== Short problem ==
Reproduce every entry in the listing without alteration.

== Records for the exercise ==

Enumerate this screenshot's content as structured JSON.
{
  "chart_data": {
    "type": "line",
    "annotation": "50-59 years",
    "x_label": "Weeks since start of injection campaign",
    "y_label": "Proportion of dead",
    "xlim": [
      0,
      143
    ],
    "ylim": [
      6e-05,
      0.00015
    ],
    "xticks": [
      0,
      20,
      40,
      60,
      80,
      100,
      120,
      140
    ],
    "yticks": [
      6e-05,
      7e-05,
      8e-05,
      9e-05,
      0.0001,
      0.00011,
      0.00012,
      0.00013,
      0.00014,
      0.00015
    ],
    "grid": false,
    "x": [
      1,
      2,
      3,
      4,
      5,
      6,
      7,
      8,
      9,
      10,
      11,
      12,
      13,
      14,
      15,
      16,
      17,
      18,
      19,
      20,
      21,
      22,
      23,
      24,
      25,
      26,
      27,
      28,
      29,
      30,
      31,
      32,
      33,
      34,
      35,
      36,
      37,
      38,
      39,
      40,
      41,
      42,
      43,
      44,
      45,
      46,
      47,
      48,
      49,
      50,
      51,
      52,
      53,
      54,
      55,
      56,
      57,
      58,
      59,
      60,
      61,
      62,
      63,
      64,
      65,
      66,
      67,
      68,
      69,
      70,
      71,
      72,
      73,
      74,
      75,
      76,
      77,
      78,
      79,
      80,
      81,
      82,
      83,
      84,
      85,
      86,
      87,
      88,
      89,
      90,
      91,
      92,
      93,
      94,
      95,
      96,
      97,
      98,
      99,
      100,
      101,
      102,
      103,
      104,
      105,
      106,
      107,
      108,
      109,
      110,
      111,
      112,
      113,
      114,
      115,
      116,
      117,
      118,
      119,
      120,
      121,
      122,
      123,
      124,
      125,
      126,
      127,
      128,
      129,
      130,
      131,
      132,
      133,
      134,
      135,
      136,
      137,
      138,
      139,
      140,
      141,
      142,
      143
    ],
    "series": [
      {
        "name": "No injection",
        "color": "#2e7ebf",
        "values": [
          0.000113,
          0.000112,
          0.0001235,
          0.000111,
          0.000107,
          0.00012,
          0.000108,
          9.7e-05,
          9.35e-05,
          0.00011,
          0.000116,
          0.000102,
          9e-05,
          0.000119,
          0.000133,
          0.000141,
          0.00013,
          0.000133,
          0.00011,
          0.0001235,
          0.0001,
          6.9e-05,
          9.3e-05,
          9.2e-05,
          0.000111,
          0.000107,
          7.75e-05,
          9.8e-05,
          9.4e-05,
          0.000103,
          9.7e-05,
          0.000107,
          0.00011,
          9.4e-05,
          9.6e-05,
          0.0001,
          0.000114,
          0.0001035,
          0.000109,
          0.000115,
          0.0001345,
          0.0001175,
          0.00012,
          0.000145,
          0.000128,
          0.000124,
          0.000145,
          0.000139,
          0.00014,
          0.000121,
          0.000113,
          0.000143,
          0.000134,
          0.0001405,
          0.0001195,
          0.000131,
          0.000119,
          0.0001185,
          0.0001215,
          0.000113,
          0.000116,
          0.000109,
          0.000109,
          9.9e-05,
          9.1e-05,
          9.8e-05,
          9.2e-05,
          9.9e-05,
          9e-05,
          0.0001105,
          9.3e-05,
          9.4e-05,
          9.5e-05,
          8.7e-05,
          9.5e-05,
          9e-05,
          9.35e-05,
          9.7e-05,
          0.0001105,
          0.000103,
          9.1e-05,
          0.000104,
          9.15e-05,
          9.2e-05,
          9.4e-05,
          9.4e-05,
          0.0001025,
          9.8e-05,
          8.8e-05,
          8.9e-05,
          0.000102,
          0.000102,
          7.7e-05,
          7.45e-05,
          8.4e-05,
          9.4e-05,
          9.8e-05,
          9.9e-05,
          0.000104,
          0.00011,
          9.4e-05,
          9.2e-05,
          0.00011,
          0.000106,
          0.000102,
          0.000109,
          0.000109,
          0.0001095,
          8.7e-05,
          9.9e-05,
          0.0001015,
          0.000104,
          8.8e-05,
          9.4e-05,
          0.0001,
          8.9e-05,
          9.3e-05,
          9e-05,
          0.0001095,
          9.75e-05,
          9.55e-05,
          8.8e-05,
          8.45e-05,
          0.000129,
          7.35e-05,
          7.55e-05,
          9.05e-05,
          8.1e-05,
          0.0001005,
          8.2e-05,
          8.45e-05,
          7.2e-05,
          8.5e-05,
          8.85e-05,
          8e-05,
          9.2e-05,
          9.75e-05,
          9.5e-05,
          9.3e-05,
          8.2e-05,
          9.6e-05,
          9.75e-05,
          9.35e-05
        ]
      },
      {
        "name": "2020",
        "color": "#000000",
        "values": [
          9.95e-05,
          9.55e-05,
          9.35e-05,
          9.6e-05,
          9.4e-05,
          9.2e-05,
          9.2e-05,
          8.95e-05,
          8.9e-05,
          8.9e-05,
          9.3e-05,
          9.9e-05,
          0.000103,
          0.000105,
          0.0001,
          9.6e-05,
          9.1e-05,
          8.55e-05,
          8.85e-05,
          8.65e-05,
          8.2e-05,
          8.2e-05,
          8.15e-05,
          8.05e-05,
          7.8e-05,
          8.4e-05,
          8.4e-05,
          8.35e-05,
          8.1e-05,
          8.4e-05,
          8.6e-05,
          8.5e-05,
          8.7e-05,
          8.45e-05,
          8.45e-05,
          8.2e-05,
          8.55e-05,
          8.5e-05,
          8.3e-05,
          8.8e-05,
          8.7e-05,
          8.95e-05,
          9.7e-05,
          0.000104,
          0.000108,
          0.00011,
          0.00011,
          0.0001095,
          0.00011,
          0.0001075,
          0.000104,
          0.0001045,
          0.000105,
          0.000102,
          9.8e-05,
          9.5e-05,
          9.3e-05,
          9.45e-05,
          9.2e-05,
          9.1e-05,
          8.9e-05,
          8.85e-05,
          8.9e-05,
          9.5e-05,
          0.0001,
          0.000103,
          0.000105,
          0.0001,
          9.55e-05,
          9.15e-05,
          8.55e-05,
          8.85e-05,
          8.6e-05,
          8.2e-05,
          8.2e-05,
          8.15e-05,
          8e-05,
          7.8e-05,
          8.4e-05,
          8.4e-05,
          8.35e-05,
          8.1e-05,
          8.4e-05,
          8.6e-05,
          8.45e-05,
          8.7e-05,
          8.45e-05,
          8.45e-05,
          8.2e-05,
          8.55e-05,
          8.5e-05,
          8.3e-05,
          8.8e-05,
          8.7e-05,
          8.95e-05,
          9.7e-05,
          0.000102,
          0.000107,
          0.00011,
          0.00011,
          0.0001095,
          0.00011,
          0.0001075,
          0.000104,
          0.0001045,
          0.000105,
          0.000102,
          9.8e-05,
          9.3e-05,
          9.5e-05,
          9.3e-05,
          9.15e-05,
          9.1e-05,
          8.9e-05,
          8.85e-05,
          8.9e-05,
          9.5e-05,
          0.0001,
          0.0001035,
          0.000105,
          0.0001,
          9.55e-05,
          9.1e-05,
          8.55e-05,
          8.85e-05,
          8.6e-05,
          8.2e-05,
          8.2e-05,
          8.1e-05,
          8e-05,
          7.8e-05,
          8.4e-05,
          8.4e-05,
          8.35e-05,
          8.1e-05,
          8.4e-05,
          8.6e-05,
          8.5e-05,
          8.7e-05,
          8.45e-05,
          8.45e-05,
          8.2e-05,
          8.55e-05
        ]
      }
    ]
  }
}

== Exercise output ==
Enumerate this screenshot's content as structured JSON.
{
  "chart_data": {
    "type": "line",
    "annotation": "50-59 years",
    "x_label": "Weeks since start of injection campaign",
    "y_label": "Proportion of dead",
    "xlim": [
      0,
      143
    ],
    "ylim": [
      6e-05,
      0.00015
    ],
    "xticks": [
      0,
      20,
      40,
      60,
      80,
      100,
      120,
      140
    ],
    "yticks": [
      6e-05,
      7e-05,
      8e-05,
      9e-05,
      0.0001,
      0.00011,
      0.00012,
      0.00013,
      0.00014,
      0.00015
    ],
    "grid": false,
    "x": [
      1,
      2,
      3,
      4,
      5,
      6,
      7,
      8,
      9,
      10,
      11,
      12,
      13,
      14,
      15,
      16,
      17,
      18,
      19,
      20,
      21,
      22,
      23,
      24,
      25,
      26,
      27,
      28,
      29,
      30,
      31,
      32,
      33,
      34,
      35,
      36,
      37,
      38,
      39,
      40,
      41,
      42,
      43,
      44,
      45,
      46,
      47,
      48,
      49,
      50,
      51,
      52,
      53,
      54,
      55,
      56,
      57,
      58,
      59,
      60,
      61,
      62,
      63,
      64,
      65,
      66,
      67,
      68,
      69,
      70,
      71,
      72,
      73,
      74,
      75,
      76,
      77,
      78,
      79,
      80,
      81,
      82,
      83,
      84,
      85,
      86,
      87,
      88,
      89,
      90,
      91,
      92,
      93,
      94,
      95,
      96,
      97,
      98,
      99,
      100,
      101,
      102,
      103,
      104,
      105,
      106,
      107,
      108,
      109,
      110,
      111,
      112,
      113,
      114,
      115,
      116,
      117,
      118,
      119,
      120,
      121,
      122,
      123,
      124,
      125,
      126,
      127,
      128,
      129,
      130,
      131,
      132,
      133,
      134,
      135,
      136,
      137,
      138,
      139,
      140,
      141,
      142,
      143
    ],
    "series": [
      {
        "name": "No injection",
        "color": "#2e7ebf",
        "values": [
          0.000113,
          0.000112,
          0.0001235,
          0.000111,
          0.000107,
          0.00012,
          0.000108,
          9.7e-05,
          9.35e-05,
          0.00011,
          0.000116,
          0.000102,
          9e-05,
          0.000119,
          0.000133,
          0.000141,
          0.00013,
          0.000133,
          0.00011,
          0.0001235,
          0.0001,
          6.9e-05,
          9.3e-05,
          9.2e-05,
          0.000111,
          0.000107,
          7.75e-05,
          9.8e-05,
          9.4e-05,
          0.000103,
          9.7e-05,
          0.000107,
          0.00011,
          9.4e-05,
          9.6e-05,
          0.0001,
          0.000114,
          0.0001035,
          0.000109,
          0.000115,
          0.0001345,
          0.0001175,
          0.00012,
          0.000145,
          0.000128,
          0.000124,
          0.000145,
          0.000139,
          0.00014,
          0.000121,
          0.000113,
          0.000143,
          0.000134,
          0.0001405,
          0.0001195,
          0.000131,
          0.000119,
          0.0001185,
          0.0001215,
          0.000113,
          0.000116,
          0.000109,
          0.000109,
          9.9e-05,
          9.1e-05,
          9.8e-05,
          9.2e-05,
          9.9e-05,
          9e-05,
          0.0001105,
          9.3e-05,
          9.4e-05,
          9.5e-05,
          8.7e-05,
          9.5e-05,
          9e-05,
          9.35e-05,
          9.7e-05,
          0.0001105,
          0.000103,
          9.1e-05,
          0.000104,
          9.15e-05,
          9.2e-05,
          9.4e-05,
          9.4e-05,
          0.0001025,
          9.8e-05,
          8.8e-05,
          8.9e-05,
          0.000102,
          0.000102,
          7.7e-05,
          7.45e-05,
          8.4e-05,
          9.4e-05,
          9.8e-05,
          9.9e-05,
          0.000104,
          0.00011,
          9.4e-05,
          9.2e-05,
          0.00011,
          0.000106,
          0.000102,
          0.000109,
          0.000109,
          0.0001095,
          8.7e-05,
          9.9e-05,
          0.0001015,
          0.000104,
          8.8e-05,
          9.4e-05,
          0.0001,
          8.9e-05,
          9.3e-05,
          9e-05,
          0.0001095,
          9.75e-05,
          9.55e-05,
          8.8e-05,
          8.45e-05,
          0.000129,
          7.35e-05,
          7.55e-05,
          9.05e-05,
          8.1e-05,
          0.0001005,
          8.2e-05,
          8.45e-05,
          7.2e-05,
          8.5e-05,
          8.85e-05,
          8e-05,
          9.2e-05,
          9.75e-05,
          9.5e-05,
          9.3e-05,
          8.2e-05,
          9.6e-05,
          9.75e-05,
          9.35e-05
        ]
      },
      {
        "name": "2020",
        "color": "#000000",
        "values": [
          9.95e-05,
          9.55e-05,
          9.35e-05,
          9.6e-05,
          9.4e-05,
          9.2e-05,
          9.2e-05,
          8.95e-05,
          8.9e-05,
          8.9e-05,
          9.3e-05,
          9.9e-05,
          0.000103,
          0.000105,
          0.0001,
          9.6e-05,
          9.1e-05,
          8.55e-05,
          8.85e-05,
          8.65e-05,
          8.2e-05,
          8.2e-05,
          8.15e-05,
          8.05e-05,
          7.8e-05,
          8.4e-05,
          8.4e-05,
          8.35e-05,
          8.1e-05,
          8.4e-05,
          8.6e-05,
          8.5e-05,
          8.7e-05,
          8.45e-05,
          8.45e-05,
          8.2e-05,
          8.55e-05,
          8.5e-05,
          8.3e-05,
          8.8e-05,
          8.7e-05,
          8.95e-05,
          9.7e-05,
          0.000104,
          0.000108,
          0.00011,
          0.00011,
          0.0001095,
          0.00011,
          0.0001075,
          0.000104,
          0.0001045,
          0.000105,
          0.000102,
          9.8e-05,
          9.5e-05,
          9.3e-05,
          9.45e-05,
          9.2e-05,
          9.1e-05,
          8.9e-05,
          8.85e-05,
          8.9e-05,
          9.5e-05,
          0.0001,
          0.000103,
          0.000105,
          0.0001,
          9.55e-05,
          9.15e-05,
          8.55e-05,
          8.85e-05,
          8.6e-05,
          8.2e-05,
          8.2e-05,
          8.15e-05,
          8e-05,
          7.8e-05,
          8.4e-05,
          8.4e-05,
          8.35e-05,
          8.1e-05,
          8.4e-05,
          8.6e-05,
          8.45e-05,
          8.7e-05,
          8.45e-05,
          8.45e-05,
          8.2e-05,
          8.55e-05,
          8.5e-05,
          8.3e-05,
          8.8e-05,
          8.7e-05,
          8.95e-05,
          9.7e-05,
          0.000102,
          0.000107,
          0.00011,
          0.00011,
          0.0001095,
          0.00011,
          0.0001075,
          0.000104,
          0.0001045,
          0.000105,
          0.000102,
          9.8e-05,
          9.3e-05,
          9.5e-05,
          9.3e-05,
          9.15e-05,
          9.1e-05,
          8.9e-05,
          8.85e-05,
          8.9e-05,
          9.5e-05,
          0.0001,
          0.0001035,
          0.000105,
          0.0001,
          9.55e-05,
          9.1e-05,
          8.55e-05,
          8.85e-05,
          8.6e-05,
          8.2e-05,
          8.2e-05,
          8.1e-05,
          8e-05,
          7.8e-05,
          8.4e-05,
          8.4e-05,
          8.35e-05,
          8.1e-05,
          8.4e-05,
          8.6e-05,
          8.5e-05,
          8.7e-05,
          8.45e-05,
          8.45e-05,
          8.2e-05,
          8.55e-05
        ]
      }
    ]
  }
}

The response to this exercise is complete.